WHAT TO WORK ON ->
Reproduce the listing below in its entirety. Change nothing.

------ MATERIALS PROVIDED

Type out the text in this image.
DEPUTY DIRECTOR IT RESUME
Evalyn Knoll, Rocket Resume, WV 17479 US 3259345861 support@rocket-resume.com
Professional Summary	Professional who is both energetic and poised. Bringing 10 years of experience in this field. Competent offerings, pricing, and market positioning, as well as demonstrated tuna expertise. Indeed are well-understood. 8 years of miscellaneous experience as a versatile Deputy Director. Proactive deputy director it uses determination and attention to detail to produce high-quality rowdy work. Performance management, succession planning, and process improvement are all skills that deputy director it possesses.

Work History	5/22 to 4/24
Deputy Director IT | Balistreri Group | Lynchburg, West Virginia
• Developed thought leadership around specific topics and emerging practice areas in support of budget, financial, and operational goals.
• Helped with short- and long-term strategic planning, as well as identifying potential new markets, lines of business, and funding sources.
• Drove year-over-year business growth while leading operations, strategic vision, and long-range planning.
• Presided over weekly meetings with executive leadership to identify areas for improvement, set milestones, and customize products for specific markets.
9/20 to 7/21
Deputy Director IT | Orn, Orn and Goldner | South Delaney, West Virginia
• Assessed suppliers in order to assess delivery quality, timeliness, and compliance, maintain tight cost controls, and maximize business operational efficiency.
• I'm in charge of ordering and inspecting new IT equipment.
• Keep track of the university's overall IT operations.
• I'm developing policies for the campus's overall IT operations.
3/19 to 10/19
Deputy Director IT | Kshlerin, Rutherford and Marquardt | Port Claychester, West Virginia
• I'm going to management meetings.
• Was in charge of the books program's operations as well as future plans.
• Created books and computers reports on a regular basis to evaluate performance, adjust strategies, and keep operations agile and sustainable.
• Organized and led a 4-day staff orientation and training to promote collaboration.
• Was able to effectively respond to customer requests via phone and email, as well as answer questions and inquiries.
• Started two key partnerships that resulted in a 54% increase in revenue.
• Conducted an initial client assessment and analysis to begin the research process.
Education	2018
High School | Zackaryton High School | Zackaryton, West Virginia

------------

ANSWER TO THIS EXERCISE ->
Type out the text in this image.
DEPUTY DIRECTOR IT RESUME
Evalyn Knoll, Rocket Resume, WV 17479 US 3259345861 support@rocket-resume.com
Professional Summary	Professional who is both energetic and poised. Bringing 10 years of experience in this field. Competent offerings, pricing, and market positioning, as well as demonstrated tuna expertise. Indeed are well-understood. 8 years of miscellaneous experience as a versatile Deputy Director. Proactive deputy director it uses determination and attention to detail to produce high-quality rowdy work. Performance management, succession planning, and process improvement are all skills that deputy director it possesses.

Work History	5/22 to 4/24
Deputy Director IT | Balistreri Group | Lynchburg, West Virginia
• Developed thought leadership around specific topics and emerging practice areas in support of budget, financial, and operational goals.
• Helped with short- and long-term strategic planning, as well as identifying potential new markets, lines of business, and funding sources.
• Drove year-over-year business growth while leading operations, strategic vision, and long-range planning.
• Presided over weekly meetings with executive leadership to identify areas for improvement, set milestones, and customize products for specific markets.
9/20 to 7/21
Deputy Director IT | Orn, Orn and Goldner | South Delaney, West Virginia
• Assessed suppliers in order to assess delivery quality, timeliness, and compliance, maintain tight cost controls, and maximize business operational efficiency.
• I'm in charge of ordering and inspecting new IT equipment.
• Keep track of the university's overall IT operations.
• I'm developing policies for the campus's overall IT operations.
3/19 to 10/19
Deputy Director IT | Kshlerin, Rutherford and Marquardt | Port Claychester, West Virginia
• I'm going to management meetings.
• Was in charge of the books program's operations as well as future plans.
• Created books and computers reports on a regular basis to evaluate performance, adjust strategies, and keep operations agile and sustainable.
• Organized and led a 4-day staff orientation and training to promote collaboration.
• Was able to effectively respond to customer requests via phone and email, as well as answer questions and inquiries.
• Started two key partnerships that resulted in a 54% increase in revenue.
• Conducted an initial client assessment and analysis to begin the research process.
Education	2018
High School | Zackaryton High School | Zackaryton, West Virginia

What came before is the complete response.